TASK INPUTS:
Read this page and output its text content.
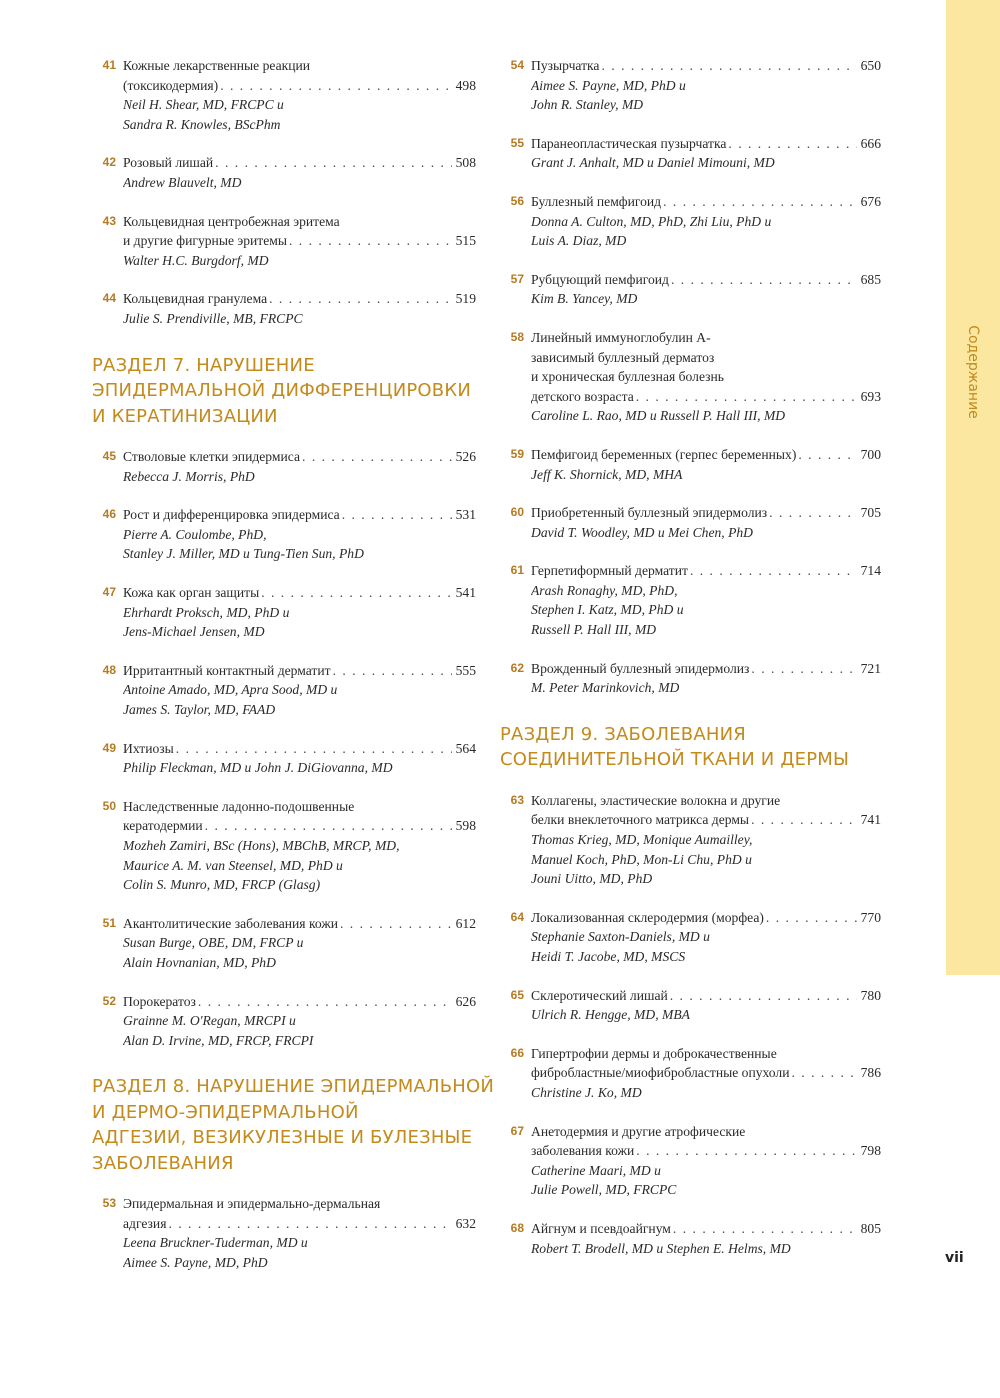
Содержание
vii
41 Кожные лекарственные реакции
(токсикодермия) . . .	498
Neil H. Shear, MD, FRCPC и
Sandra R. Knowles, BScPhm
42 Розовый лишай . . .	508
Andrew Blauvelt, MD
43 Кольцевидная центробежная эритема
и другие фигурные эритемы . . .	515
Walter H.C. Burgdorf, MD
44 Кольцевидная гранулема . . .	519
Julie S. Prendiville, MB, FRCPC
РАЗДЕЛ 7. НАРУШЕНИЕ
ЭПИДЕРМАЛЬНОЙ ДИФФЕРЕНЦИРОВКИ
И КЕРАТИНИЗАЦИИ
45 Стволовые клетки эпидермиса . . .	526
Rebecca J. Morris, PhD
46 Рост и дифференцировка эпидермиса . . .	531
Pierre A. Coulombe, PhD,
Stanley J. Miller, MD и Tung-Tien Sun, PhD
47 Кожа как орган защиты . . .	541
Ehrhardt Proksch, MD, PhD и
Jens-Michael Jensen, MD
48 Ирритантный контактный дерматит . . .	555
Antoine Amado, MD, Apra Sood, MD и
James S. Taylor, MD, FAAD
49 Ихтиозы . . .	564
Philip Fleckman, MD и John J. DiGiovanna, MD
50 Наследственные ладонно-подошвенные
кератодермии . . .	598
Mozheh Zamiri, BSc (Hons), MBChB, MRCP, MD,
Maurice A. M. van Steensel, MD, PhD и
Colin S. Munro, MD, FRCP (Glasg)
51 Акантолитические заболевания кожи . . .	612
Susan Burge, OBE, DM, FRCP и
Alain Hovnanian, MD, PhD
52 Порокератоз . . .	626
Grainne M. O'Regan, MRCPI и
Alan D. Irvine, MD, FRCP, FRCPI
РАЗДЕЛ 8. НАРУШЕНИЕ ЭПИДЕРМАЛЬНОЙ
И ДЕРМО-ЭПИДЕРМАЛЬНОЙ
АДГЕЗИИ, ВЕЗИКУЛЕЗНЫЕ И БУЛЕЗНЫЕ
ЗАБОЛЕВАНИЯ
53 Эпидермальная и эпидермально-дермальная
адгезия . . .	632
Leena Bruckner-Tuderman, MD и
Aimee S. Payne, MD, PhD
54 Пузырчатка . . .	650
Aimee S. Payne, MD, PhD и
John R. Stanley, MD
55 Паранеопластическая пузырчатка . . .	666
Grant J. Anhalt, MD и Daniel Mimouni, MD
56 Буллезный пемфигоид . . .	676
Donna A. Culton, MD, PhD, Zhi Liu, PhD и
Luis A. Diaz, MD
57 Рубцующий пемфигоид . . .	685
Kim B. Yancey, MD
58 Линейный иммуноглобулин А-
зависимый буллезный дерматоз
и хроническая буллезная болезнь
детского возраста . . .	693
Caroline L. Rao, MD и Russell P. Hall III, MD
59 Пемфигоид беременных (герпес беременных) . . .	700
Jeff K. Shornick, MD, MHA
60 Приобретенный буллезный эпидермолиз . . .	705
David T. Woodley, MD и Mei Chen, PhD
61 Герпетиформный дерматит . . .	714
Arash Ronaghy, MD, PhD,
Stephen I. Katz, MD, PhD и
Russell P. Hall III, MD
62 Врожденный буллезный эпидермолиз . . .	721
M. Peter Marinkovich, MD
РАЗДЕЛ 9. ЗАБОЛЕВАНИЯ
СОЕДИНИТЕЛЬНОЙ ТКАНИ И ДЕРМЫ
63 Коллагены, эластические волокна и другие
белки внеклеточного матрикса дермы . . .	741
Thomas Krieg, MD, Monique Aumailley,
Manuel Koch, PhD, Mon-Li Chu, PhD и
Jouni Uitto, MD, PhD
64 Локализованная склеродермия (морфеа) . . .	770
Stephanie Saxton-Daniels, MD и
Heidi T. Jacobe, MD, MSCS
65 Склеротический лишай . . .	780
Ulrich R. Hengge, MD, MBA
66 Гипертрофии дермы и доброкачественные
фибробластные/миофибробластные опухоли . . .	786
Christine J. Ko, MD
67 Анетодермия и другие атрофические
заболевания кожи . . .	798
Catherine Maari, MD и
Julie Powell, MD, FRCPC
68 Айгнум и псевдоайгнум . . .	805
Robert T. Brodell, MD и Stephen E. Helms, MD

GIVEN INSTRUCTION:
Write out all the records again, exactly, minus any pictures.

OUTPUT FOR THIS TASK:
Read this page and output its text content.
Содержание
vii
41 Кожные лекарственные реакции
(токсикодермия) . . .	498
Neil H. Shear, MD, FRCPC и
Sandra R. Knowles, BScPhm
42 Розовый лишай . . .	508
Andrew Blauvelt, MD
43 Кольцевидная центробежная эритема
и другие фигурные эритемы . . .	515
Walter H.C. Burgdorf, MD
44 Кольцевидная гранулема . . .	519
Julie S. Prendiville, MB, FRCPC
РАЗДЕЛ 7. НАРУШЕНИЕ
ЭПИДЕРМАЛЬНОЙ ДИФФЕРЕНЦИРОВКИ
И КЕРАТИНИЗАЦИИ
45 Стволовые клетки эпидермиса . . .	526
Rebecca J. Morris, PhD
46 Рост и дифференцировка эпидермиса . . .	531
Pierre A. Coulombe, PhD,
Stanley J. Miller, MD и Tung-Tien Sun, PhD
47 Кожа как орган защиты . . .	541
Ehrhardt Proksch, MD, PhD и
Jens-Michael Jensen, MD
48 Ирритантный контактный дерматит . . .	555
Antoine Amado, MD, Apra Sood, MD и
James S. Taylor, MD, FAAD
49 Ихтиозы . . .	564
Philip Fleckman, MD и John J. DiGiovanna, MD
50 Наследственные ладонно-подошвенные
кератодермии . . .	598
Mozheh Zamiri, BSc (Hons), MBChB, MRCP, MD,
Maurice A. M. van Steensel, MD, PhD и
Colin S. Munro, MD, FRCP (Glasg)
51 Акантолитические заболевания кожи . . .	612
Susan Burge, OBE, DM, FRCP и
Alain Hovnanian, MD, PhD
52 Порокератоз . . .	626
Grainne M. O'Regan, MRCPI и
Alan D. Irvine, MD, FRCP, FRCPI
РАЗДЕЛ 8. НАРУШЕНИЕ ЭПИДЕРМАЛЬНОЙ
И ДЕРМО-ЭПИДЕРМАЛЬНОЙ
АДГЕЗИИ, ВЕЗИКУЛЕЗНЫЕ И БУЛЕЗНЫЕ
ЗАБОЛЕВАНИЯ
53 Эпидермальная и эпидермально-дермальная
адгезия . . .	632
Leena Bruckner-Tuderman, MD и
Aimee S. Payne, MD, PhD
54 Пузырчатка . . .	650
Aimee S. Payne, MD, PhD и
John R. Stanley, MD
55 Паранеопластическая пузырчатка . . .	666
Grant J. Anhalt, MD и Daniel Mimouni, MD
56 Буллезный пемфигоид . . .	676
Donna A. Culton, MD, PhD, Zhi Liu, PhD и
Luis A. Diaz, MD
57 Рубцующий пемфигоид . . .	685
Kim B. Yancey, MD
58 Линейный иммуноглобулин А-
зависимый буллезный дерматоз
и хроническая буллезная болезнь
детского возраста . . .	693
Caroline L. Rao, MD и Russell P. Hall III, MD
59 Пемфигоид беременных (герпес беременных) . . .	700
Jeff K. Shornick, MD, MHA
60 Приобретенный буллезный эпидермолиз . . .	705
David T. Woodley, MD и Mei Chen, PhD
61 Герпетиформный дерматит . . .	714
Arash Ronaghy, MD, PhD,
Stephen I. Katz, MD, PhD и
Russell P. Hall III, MD
62 Врожденный буллезный эпидермолиз . . .	721
M. Peter Marinkovich, MD
РАЗДЕЛ 9. ЗАБОЛЕВАНИЯ
СОЕДИНИТЕЛЬНОЙ ТКАНИ И ДЕРМЫ
63 Коллагены, эластические волокна и другие
белки внеклеточного матрикса дермы . . .	741
Thomas Krieg, MD, Monique Aumailley,
Manuel Koch, PhD, Mon-Li Chu, PhD и
Jouni Uitto, MD, PhD
64 Локализованная склеродермия (морфеа) . . .	770
Stephanie Saxton-Daniels, MD и
Heidi T. Jacobe, MD, MSCS
65 Склеротический лишай . . .	780
Ulrich R. Hengge, MD, MBA
66 Гипертрофии дермы и доброкачественные
фибробластные/миофибробластные опухоли . . .	786
Christine J. Ko, MD
67 Анетодермия и другие атрофические
заболевания кожи . . .	798
Catherine Maari, MD и
Julie Powell, MD, FRCPC
68 Айгнум и псевдоайгнум . . .	805
Robert T. Brodell, MD и Stephen E. Helms, MD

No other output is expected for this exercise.